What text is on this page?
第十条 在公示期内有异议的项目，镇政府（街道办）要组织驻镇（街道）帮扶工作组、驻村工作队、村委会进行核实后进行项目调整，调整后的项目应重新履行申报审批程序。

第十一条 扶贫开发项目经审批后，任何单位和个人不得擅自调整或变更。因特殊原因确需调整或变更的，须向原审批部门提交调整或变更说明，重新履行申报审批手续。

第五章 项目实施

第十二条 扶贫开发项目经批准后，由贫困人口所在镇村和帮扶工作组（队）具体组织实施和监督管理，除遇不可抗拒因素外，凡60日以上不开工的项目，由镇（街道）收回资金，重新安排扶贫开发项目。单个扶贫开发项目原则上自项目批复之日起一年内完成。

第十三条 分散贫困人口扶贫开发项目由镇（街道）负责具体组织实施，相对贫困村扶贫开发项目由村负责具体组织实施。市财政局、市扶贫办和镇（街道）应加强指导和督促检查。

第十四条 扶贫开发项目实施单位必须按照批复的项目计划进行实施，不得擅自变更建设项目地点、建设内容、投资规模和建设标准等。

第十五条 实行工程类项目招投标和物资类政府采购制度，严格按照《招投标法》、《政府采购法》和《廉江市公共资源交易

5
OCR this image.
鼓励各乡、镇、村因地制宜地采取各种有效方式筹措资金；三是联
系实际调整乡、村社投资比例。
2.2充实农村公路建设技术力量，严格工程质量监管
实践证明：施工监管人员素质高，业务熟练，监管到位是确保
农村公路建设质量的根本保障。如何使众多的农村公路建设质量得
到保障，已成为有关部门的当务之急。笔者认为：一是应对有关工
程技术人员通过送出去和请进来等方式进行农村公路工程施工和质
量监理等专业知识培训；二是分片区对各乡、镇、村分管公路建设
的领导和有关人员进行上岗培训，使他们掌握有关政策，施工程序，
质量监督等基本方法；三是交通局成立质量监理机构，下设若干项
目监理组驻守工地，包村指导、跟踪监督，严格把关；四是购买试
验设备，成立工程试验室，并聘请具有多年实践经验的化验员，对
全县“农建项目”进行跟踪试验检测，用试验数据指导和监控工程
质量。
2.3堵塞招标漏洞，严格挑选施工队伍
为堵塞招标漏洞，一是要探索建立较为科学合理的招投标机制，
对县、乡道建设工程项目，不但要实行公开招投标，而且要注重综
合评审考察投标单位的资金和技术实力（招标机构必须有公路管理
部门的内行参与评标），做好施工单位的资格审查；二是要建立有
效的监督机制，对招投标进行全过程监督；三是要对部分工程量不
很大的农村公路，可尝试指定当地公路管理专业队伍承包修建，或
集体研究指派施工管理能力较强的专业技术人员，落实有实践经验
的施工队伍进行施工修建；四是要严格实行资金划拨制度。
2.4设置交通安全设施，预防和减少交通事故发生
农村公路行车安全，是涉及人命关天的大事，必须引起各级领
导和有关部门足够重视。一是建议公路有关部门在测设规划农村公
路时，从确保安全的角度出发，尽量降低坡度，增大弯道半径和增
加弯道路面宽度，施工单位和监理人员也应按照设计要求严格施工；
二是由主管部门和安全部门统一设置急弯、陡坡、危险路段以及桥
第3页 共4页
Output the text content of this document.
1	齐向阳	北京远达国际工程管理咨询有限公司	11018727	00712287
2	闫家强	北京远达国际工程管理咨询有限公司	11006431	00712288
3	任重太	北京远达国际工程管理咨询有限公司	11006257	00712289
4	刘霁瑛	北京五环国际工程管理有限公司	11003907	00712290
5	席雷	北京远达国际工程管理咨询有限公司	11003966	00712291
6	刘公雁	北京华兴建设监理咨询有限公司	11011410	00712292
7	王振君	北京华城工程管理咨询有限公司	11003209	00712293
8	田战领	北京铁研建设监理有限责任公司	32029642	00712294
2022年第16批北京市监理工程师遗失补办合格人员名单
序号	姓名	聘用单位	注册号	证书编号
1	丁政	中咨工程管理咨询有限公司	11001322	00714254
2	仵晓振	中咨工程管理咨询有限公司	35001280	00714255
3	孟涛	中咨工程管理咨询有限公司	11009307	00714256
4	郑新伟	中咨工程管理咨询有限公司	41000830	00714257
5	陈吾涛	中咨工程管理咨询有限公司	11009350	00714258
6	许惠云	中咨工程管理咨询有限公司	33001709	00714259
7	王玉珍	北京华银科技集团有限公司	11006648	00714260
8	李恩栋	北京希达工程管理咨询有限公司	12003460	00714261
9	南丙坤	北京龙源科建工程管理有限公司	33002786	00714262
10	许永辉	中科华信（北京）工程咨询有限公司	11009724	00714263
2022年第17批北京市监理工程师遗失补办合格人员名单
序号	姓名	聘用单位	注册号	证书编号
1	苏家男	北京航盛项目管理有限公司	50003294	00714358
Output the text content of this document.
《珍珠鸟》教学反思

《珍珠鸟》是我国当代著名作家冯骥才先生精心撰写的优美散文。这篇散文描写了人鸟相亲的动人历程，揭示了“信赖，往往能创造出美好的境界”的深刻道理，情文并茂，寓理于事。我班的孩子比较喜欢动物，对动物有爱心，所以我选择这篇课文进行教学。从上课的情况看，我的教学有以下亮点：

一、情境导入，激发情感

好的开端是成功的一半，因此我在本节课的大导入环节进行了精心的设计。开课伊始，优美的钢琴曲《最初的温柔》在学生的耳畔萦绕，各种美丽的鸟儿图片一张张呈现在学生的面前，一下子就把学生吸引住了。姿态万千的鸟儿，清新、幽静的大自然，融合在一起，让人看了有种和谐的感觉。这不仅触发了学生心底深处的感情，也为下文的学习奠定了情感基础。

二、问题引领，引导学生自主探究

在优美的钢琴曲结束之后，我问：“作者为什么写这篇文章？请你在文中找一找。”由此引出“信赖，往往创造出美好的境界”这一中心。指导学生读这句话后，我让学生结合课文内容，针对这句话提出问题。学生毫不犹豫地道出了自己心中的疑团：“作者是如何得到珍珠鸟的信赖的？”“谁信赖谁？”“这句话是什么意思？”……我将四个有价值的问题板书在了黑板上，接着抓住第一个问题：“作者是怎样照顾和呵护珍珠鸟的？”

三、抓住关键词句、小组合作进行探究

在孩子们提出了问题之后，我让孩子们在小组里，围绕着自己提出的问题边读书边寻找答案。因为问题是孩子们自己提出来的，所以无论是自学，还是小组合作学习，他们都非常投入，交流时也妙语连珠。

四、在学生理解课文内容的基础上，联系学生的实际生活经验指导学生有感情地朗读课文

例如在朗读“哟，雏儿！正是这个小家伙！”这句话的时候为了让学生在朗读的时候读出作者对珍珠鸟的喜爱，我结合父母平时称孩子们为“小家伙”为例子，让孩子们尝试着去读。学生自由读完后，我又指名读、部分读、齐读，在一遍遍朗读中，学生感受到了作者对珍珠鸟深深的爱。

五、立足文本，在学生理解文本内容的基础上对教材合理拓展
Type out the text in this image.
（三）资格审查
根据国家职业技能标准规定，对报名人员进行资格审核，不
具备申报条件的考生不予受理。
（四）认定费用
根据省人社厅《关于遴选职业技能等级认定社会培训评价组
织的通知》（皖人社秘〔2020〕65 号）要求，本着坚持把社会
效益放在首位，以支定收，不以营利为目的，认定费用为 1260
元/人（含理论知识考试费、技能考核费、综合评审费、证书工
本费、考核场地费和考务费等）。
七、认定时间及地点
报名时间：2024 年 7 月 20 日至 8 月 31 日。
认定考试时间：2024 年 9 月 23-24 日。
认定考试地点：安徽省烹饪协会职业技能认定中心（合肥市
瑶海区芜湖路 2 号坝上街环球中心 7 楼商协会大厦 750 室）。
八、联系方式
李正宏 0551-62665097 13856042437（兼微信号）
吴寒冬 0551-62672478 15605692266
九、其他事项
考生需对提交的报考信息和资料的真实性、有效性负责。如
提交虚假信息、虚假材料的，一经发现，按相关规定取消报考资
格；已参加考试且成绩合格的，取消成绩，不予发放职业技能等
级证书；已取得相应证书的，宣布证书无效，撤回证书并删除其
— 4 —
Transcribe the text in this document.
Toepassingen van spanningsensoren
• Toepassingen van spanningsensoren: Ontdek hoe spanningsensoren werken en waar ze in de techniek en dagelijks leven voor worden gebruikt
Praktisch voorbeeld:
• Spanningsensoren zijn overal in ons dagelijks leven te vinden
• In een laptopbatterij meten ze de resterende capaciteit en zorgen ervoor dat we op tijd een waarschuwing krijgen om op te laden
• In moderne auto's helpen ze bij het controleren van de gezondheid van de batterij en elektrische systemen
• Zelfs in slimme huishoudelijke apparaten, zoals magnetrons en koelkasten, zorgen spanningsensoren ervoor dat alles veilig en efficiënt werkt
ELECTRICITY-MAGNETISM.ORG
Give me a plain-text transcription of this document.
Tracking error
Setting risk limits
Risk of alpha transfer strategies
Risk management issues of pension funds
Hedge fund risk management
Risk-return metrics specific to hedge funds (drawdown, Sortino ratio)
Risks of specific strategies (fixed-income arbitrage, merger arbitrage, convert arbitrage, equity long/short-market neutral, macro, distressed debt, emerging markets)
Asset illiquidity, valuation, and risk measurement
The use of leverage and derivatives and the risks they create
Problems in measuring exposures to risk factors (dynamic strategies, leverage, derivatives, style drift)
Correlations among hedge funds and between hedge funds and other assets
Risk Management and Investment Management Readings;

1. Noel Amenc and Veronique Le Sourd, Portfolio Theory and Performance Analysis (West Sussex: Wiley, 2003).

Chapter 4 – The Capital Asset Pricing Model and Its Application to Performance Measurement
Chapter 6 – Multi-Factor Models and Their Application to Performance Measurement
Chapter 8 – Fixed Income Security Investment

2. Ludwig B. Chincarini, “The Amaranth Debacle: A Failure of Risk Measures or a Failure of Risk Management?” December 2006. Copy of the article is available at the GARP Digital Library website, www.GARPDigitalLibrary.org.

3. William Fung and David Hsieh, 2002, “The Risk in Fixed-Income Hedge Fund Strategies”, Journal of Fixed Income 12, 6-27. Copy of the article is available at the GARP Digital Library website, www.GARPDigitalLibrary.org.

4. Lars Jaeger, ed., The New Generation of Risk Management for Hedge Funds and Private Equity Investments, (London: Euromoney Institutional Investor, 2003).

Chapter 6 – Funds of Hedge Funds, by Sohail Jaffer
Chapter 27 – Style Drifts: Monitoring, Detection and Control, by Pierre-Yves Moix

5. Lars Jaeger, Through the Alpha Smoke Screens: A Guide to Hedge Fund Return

#####

=== Problem statement ===
Reproduce each line holding the word "Performance".

=== Response below ===
1. Noel Amenc and Veronique Le Sourd, Portfolio Theory and Performance Analysis (West Sussex: Wiley, 2003).
Chapter 4 – The Capital Asset Pricing Model and Its Application to Performance Measurement
Chapter 6 – Multi-Factor Models and Their Application to Performance Measurement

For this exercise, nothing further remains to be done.